### Data shown
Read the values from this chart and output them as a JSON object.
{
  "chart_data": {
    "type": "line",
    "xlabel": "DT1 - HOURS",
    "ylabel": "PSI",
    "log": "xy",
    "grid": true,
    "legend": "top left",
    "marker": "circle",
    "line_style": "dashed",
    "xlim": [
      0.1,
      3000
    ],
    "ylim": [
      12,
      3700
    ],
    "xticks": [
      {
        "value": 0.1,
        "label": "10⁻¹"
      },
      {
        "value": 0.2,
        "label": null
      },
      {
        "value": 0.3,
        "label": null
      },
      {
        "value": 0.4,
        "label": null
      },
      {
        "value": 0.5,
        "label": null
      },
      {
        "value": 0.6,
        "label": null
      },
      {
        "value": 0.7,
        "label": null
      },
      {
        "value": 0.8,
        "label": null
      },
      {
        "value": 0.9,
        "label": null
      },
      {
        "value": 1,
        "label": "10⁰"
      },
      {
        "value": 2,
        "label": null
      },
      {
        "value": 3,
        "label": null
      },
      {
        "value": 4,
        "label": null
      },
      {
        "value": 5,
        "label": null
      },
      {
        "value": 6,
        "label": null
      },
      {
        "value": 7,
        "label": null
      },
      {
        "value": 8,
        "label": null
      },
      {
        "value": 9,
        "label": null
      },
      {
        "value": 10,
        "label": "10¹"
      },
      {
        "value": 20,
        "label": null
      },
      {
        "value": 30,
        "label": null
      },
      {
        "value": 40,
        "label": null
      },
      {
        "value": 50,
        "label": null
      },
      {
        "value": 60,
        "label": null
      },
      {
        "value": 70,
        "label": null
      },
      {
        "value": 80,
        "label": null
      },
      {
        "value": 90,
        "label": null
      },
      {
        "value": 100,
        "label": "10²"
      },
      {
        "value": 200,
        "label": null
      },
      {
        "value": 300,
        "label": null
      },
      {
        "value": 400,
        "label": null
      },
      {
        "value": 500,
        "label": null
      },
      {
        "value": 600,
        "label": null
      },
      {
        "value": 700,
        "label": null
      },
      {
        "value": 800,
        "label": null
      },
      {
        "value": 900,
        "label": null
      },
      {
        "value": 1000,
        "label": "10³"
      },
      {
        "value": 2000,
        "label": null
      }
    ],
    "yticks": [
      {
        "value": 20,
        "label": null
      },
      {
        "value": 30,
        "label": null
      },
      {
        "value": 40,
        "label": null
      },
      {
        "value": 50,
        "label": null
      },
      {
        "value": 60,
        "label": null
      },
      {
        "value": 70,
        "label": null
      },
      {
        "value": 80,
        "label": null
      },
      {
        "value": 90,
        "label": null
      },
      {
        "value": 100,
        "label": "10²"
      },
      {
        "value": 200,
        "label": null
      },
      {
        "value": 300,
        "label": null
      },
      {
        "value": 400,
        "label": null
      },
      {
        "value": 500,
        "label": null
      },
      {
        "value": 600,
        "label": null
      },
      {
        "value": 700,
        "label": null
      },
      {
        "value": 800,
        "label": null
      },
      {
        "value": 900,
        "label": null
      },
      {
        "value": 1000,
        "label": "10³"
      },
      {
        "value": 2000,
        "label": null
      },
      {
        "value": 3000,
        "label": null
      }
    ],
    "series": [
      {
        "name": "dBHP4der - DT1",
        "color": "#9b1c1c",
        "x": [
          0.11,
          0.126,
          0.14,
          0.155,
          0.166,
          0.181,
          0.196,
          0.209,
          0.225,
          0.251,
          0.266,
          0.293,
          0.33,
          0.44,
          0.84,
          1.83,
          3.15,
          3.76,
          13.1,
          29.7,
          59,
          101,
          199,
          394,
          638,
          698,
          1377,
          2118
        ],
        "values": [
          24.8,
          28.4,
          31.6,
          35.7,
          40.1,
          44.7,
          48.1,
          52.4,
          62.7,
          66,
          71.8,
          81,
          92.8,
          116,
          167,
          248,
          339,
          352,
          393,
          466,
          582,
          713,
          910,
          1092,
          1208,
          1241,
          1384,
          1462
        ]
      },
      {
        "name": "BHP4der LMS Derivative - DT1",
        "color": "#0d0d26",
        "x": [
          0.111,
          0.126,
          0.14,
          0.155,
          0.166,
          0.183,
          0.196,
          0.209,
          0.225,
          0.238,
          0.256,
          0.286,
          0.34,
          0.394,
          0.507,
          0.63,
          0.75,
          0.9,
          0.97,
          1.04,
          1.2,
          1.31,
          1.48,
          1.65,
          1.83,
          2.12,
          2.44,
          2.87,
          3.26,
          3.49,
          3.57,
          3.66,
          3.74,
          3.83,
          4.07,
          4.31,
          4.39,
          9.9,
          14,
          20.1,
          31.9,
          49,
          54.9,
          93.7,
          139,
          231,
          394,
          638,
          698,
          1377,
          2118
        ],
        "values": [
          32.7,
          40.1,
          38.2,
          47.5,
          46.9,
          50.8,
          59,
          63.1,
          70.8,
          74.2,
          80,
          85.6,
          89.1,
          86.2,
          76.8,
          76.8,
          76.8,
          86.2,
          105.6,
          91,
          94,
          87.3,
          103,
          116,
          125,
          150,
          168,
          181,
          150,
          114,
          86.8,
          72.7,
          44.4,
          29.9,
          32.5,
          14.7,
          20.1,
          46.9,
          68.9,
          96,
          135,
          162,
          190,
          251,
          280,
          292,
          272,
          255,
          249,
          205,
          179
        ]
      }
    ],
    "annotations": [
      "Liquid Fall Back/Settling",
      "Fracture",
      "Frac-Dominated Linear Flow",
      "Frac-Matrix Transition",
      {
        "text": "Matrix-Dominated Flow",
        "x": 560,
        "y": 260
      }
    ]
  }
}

### What to produce
Reproduce all data above, unchanged.

### Response below
Read the values from this chart and output them as a JSON object.
{
  "chart_data": {
    "type": "line",
    "xlabel": "DT1 - HOURS",
    "ylabel": "PSI",
    "log": "xy",
    "grid": true,
    "legend": "top left",
    "marker": "circle",
    "line_style": "dashed",
    "xlim": [
      0.1,
      3000
    ],
    "ylim": [
      12,
      3700
    ],
    "xticks": [
      {
        "value": 0.1,
        "label": "10⁻¹"
      },
      {
        "value": 0.2,
        "label": null
      },
      {
        "value": 0.3,
        "label": null
      },
      {
        "value": 0.4,
        "label": null
      },
      {
        "value": 0.5,
        "label": null
      },
      {
        "value": 0.6,
        "label": null
      },
      {
        "value": 0.7,
        "label": null
      },
      {
        "value": 0.8,
        "label": null
      },
      {
        "value": 0.9,
        "label": null
      },
      {
        "value": 1,
        "label": "10⁰"
      },
      {
        "value": 2,
        "label": null
      },
      {
        "value": 3,
        "label": null
      },
      {
        "value": 4,
        "label": null
      },
      {
        "value": 5,
        "label": null
      },
      {
        "value": 6,
        "label": null
      },
      {
        "value": 7,
        "label": null
      },
      {
        "value": 8,
        "label": null
      },
      {
        "value": 9,
        "label": null
      },
      {
        "value": 10,
        "label": "10¹"
      },
      {
        "value": 20,
        "label": null
      },
      {
        "value": 30,
        "label": null
      },
      {
        "value": 40,
        "label": null
      },
      {
        "value": 50,
        "label": null
      },
      {
        "value": 60,
        "label": null
      },
      {
        "value": 70,
        "label": null
      },
      {
        "value": 80,
        "label": null
      },
      {
        "value": 90,
        "label": null
      },
      {
        "value": 100,
        "label": "10²"
      },
      {
        "value": 200,
        "label": null
      },
      {
        "value": 300,
        "label": null
      },
      {
        "value": 400,
        "label": null
      },
      {
        "value": 500,
        "label": null
      },
      {
        "value": 600,
        "label": null
      },
      {
        "value": 700,
        "label": null
      },
      {
        "value": 800,
        "label": null
      },
      {
        "value": 900,
        "label": null
      },
      {
        "value": 1000,
        "label": "10³"
      },
      {
        "value": 2000,
        "label": null
      }
    ],
    "yticks": [
      {
        "value": 20,
        "label": null
      },
      {
        "value": 30,
        "label": null
      },
      {
        "value": 40,
        "label": null
      },
      {
        "value": 50,
        "label": null
      },
      {
        "value": 60,
        "label": null
      },
      {
        "value": 70,
        "label": null
      },
      {
        "value": 80,
        "label": null
      },
      {
        "value": 90,
        "label": null
      },
      {
        "value": 100,
        "label": "10²"
      },
      {
        "value": 200,
        "label": null
      },
      {
        "value": 300,
        "label": null
      },
      {
        "value": 400,
        "label": null
      },
      {
        "value": 500,
        "label": null
      },
      {
        "value": 600,
        "label": null
      },
      {
        "value": 700,
        "label": null
      },
      {
        "value": 800,
        "label": null
      },
      {
        "value": 900,
        "label": null
      },
      {
        "value": 1000,
        "label": "10³"
      },
      {
        "value": 2000,
        "label": null
      },
      {
        "value": 3000,
        "label": null
      }
    ],
    "series": [
      {
        "name": "dBHP4der - DT1",
        "color": "#9b1c1c",
        "x": [
          0.11,
          0.126,
          0.14,
          0.155,
          0.166,
          0.181,
          0.196,
          0.209,
          0.225,
          0.251,
          0.266,
          0.293,
          0.33,
          0.44,
          0.84,
          1.83,
          3.15,
          3.76,
          13.1,
          29.7,
          59,
          101,
          199,
          394,
          638,
          698,
          1377,
          2118
        ],
        "values": [
          24.8,
          28.4,
          31.6,
          35.7,
          40.1,
          44.7,
          48.1,
          52.4,
          62.7,
          66,
          71.8,
          81,
          92.8,
          116,
          167,
          248,
          339,
          352,
          393,
          466,
          582,
          713,
          910,
          1092,
          1208,
          1241,
          1384,
          1462
        ]
      },
      {
        "name": "BHP4der LMS Derivative - DT1",
        "color": "#0d0d26",
        "x": [
          0.111,
          0.126,
          0.14,
          0.155,
          0.166,
          0.183,
          0.196,
          0.209,
          0.225,
          0.238,
          0.256,
          0.286,
          0.34,
          0.394,
          0.507,
          0.63,
          0.75,
          0.9,
          0.97,
          1.04,
          1.2,
          1.31,
          1.48,
          1.65,
          1.83,
          2.12,
          2.44,
          2.87,
          3.26,
          3.49,
          3.57,
          3.66,
          3.74,
          3.83,
          4.07,
          4.31,
          4.39,
          9.9,
          14,
          20.1,
          31.9,
          49,
          54.9,
          93.7,
          139,
          231,
          394,
          638,
          698,
          1377,
          2118
        ],
        "values": [
          32.7,
          40.1,
          38.2,
          47.5,
          46.9,
          50.8,
          59,
          63.1,
          70.8,
          74.2,
          80,
          85.6,
          89.1,
          86.2,
          76.8,
          76.8,
          76.8,
          86.2,
          105.6,
          91,
          94,
          87.3,
          103,
          116,
          125,
          150,
          168,
          181,
          150,
          114,
          86.8,
          72.7,
          44.4,
          29.9,
          32.5,
          14.7,
          20.1,
          46.9,
          68.9,
          96,
          135,
          162,
          190,
          251,
          280,
          292,
          272,
          255,
          249,
          205,
          179
        ]
      }
    ],
    "annotations": [
      "Liquid Fall Back/Settling",
      "Fracture",
      "Frac-Dominated Linear Flow",
      "Frac-Matrix Transition",
      {
        "text": "Matrix-Dominated Flow",
        "x": 560,
        "y": 260
      }
    ]
  }
}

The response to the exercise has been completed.